start
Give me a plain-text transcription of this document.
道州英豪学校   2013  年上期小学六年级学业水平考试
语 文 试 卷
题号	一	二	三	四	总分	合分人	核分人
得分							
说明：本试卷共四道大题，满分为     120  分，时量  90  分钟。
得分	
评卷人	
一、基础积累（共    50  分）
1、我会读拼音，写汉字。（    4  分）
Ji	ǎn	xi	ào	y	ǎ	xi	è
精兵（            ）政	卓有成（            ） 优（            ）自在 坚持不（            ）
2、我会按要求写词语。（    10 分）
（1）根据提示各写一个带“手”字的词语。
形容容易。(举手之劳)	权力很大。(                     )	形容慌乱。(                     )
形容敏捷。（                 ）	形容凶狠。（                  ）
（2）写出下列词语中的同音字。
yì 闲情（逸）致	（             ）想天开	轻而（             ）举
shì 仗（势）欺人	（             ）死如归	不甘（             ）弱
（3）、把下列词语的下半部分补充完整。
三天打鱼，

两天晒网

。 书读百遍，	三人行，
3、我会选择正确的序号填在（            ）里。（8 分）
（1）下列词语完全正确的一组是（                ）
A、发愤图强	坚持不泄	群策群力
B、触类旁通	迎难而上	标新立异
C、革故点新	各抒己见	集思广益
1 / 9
end
■ Task to complete ■
Return all the data above once more, precisely as given.

■ Reply ■
Give me a plain-text transcription of this document.
道州英豪学校   2013  年上期小学六年级学业水平考试
语 文 试 卷
题号	一	二	三	四	总分	合分人	核分人
得分							
说明：本试卷共四道大题，满分为     120  分，时量  90  分钟。
得分	
评卷人	
一、基础积累（共    50  分）
1、我会读拼音，写汉字。（    4  分）
Ji	ǎn	xi	ào	y	ǎ	xi	è
精兵（            ）政	卓有成（            ） 优（            ）自在 坚持不（            ）
2、我会按要求写词语。（    10 分）
（1）根据提示各写一个带“手”字的词语。
形容容易。(举手之劳)	权力很大。(                     )	形容慌乱。(                     )
形容敏捷。（                 ）	形容凶狠。（                  ）
（2）写出下列词语中的同音字。
yì 闲情（逸）致	（             ）想天开	轻而（             ）举
shì 仗（势）欺人	（             ）死如归	不甘（             ）弱
（3）、把下列词语的下半部分补充完整。
三天打鱼，

两天晒网

。 书读百遍，	三人行，
3、我会选择正确的序号填在（            ）里。（8 分）
（1）下列词语完全正确的一组是（                ）
A、发愤图强	坚持不泄	群策群力
B、触类旁通	迎难而上	标新立异
C、革故点新	各抒己见	集思广益
1 / 9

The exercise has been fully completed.